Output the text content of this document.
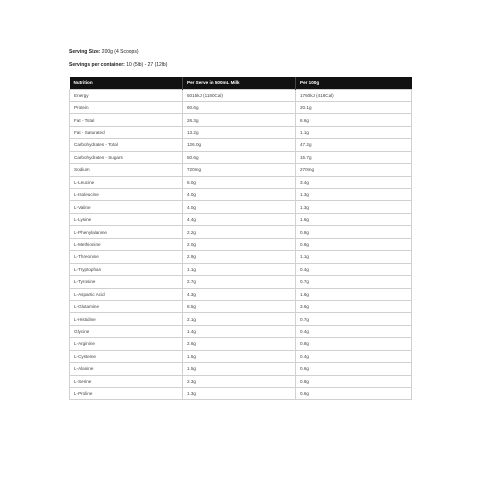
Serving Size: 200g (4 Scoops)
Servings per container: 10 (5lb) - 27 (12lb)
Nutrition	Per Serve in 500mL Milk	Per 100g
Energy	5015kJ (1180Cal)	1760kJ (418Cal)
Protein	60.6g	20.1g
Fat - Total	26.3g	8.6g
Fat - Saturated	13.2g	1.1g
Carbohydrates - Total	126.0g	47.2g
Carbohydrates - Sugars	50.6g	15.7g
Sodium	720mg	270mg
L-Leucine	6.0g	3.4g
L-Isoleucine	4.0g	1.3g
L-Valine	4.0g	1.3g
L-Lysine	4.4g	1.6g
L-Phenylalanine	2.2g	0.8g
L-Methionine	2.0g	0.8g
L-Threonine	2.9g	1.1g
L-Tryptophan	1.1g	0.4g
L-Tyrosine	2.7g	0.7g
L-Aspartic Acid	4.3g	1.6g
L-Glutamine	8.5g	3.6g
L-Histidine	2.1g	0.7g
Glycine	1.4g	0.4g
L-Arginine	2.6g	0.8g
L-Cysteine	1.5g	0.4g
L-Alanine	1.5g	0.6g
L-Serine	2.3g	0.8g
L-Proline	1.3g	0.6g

...

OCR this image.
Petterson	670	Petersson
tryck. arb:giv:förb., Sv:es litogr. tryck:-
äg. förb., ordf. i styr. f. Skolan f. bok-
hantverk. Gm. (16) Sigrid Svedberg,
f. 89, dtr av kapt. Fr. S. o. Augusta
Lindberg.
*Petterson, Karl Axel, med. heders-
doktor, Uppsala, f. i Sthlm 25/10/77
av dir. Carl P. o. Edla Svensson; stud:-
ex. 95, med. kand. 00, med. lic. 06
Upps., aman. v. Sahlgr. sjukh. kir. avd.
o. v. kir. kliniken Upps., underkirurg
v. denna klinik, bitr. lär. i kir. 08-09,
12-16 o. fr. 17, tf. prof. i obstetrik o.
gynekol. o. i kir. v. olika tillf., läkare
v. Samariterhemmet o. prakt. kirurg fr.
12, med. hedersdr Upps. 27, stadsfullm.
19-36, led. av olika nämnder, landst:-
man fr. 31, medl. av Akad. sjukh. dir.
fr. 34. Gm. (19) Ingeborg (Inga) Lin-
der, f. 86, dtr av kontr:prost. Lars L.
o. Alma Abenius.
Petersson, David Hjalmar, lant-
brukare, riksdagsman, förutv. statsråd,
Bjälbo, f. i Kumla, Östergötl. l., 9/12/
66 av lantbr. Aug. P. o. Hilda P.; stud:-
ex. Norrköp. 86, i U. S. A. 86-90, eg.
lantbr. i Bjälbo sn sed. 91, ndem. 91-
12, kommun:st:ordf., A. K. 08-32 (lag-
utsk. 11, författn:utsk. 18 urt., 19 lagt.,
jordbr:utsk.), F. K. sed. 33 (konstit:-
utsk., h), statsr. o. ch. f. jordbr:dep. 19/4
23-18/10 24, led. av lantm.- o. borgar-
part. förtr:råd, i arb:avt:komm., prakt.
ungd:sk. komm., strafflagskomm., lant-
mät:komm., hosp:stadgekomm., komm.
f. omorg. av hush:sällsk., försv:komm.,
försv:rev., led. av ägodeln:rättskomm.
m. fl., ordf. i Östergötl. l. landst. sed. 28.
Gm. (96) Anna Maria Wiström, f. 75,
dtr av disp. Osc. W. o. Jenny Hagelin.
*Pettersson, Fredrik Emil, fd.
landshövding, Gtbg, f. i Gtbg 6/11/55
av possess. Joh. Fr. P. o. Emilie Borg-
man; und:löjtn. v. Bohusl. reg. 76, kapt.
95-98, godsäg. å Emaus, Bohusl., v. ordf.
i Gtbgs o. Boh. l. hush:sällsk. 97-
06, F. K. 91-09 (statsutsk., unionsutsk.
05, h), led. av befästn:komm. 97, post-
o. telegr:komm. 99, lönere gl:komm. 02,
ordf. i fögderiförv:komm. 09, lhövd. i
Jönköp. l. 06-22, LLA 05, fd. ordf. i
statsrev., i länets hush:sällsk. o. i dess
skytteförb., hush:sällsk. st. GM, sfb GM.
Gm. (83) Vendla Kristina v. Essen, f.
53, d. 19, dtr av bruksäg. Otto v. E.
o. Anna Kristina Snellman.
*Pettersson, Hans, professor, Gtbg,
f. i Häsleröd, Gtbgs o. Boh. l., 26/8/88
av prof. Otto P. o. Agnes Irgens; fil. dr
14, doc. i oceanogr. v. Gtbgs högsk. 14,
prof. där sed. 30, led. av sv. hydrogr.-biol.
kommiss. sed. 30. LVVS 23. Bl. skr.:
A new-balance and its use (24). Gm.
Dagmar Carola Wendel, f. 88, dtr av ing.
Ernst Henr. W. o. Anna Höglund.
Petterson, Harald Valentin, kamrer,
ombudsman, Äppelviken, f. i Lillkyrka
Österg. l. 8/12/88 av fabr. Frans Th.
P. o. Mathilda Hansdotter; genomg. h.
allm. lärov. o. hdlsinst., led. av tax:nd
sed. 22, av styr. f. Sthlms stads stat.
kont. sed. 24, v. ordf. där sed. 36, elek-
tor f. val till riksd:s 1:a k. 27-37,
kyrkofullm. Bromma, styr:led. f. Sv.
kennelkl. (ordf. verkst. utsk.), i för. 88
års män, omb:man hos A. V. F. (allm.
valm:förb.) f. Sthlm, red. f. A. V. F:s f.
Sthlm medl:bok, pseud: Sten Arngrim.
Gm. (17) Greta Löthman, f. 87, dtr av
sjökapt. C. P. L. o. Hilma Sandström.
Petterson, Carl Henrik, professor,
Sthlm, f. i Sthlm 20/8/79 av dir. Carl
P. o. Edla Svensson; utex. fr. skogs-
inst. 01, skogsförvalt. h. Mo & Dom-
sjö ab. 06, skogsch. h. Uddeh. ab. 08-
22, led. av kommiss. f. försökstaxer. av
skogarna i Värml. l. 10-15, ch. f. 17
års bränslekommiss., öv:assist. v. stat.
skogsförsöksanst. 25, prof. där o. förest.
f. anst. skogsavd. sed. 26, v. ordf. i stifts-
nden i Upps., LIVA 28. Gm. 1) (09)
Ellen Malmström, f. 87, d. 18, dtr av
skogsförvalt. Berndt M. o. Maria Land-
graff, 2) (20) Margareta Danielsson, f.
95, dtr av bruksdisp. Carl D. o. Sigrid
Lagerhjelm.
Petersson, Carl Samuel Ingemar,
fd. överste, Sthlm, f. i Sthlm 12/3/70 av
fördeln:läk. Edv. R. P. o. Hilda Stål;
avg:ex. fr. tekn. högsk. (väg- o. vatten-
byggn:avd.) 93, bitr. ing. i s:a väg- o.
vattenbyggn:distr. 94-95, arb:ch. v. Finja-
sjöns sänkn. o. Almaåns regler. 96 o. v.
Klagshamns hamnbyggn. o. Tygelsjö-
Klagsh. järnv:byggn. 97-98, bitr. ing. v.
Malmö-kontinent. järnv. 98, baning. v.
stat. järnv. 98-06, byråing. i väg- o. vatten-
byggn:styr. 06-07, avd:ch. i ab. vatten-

**WHAT THE TASK ASKS**
Reproduce every line of the material above that has the string "Carl".

**SOLUTION TO THIS TASK**
av dir. Carl P. o. Edla Svensson; stud:-
Petterson, Carl Henrik, professor,
Sthlm, f. i Sthlm 20/8/79 av dir. Carl
95, dtr av bruksdisp. Carl D. o. Sigrid
Petersson, Carl Samuel Ingemar,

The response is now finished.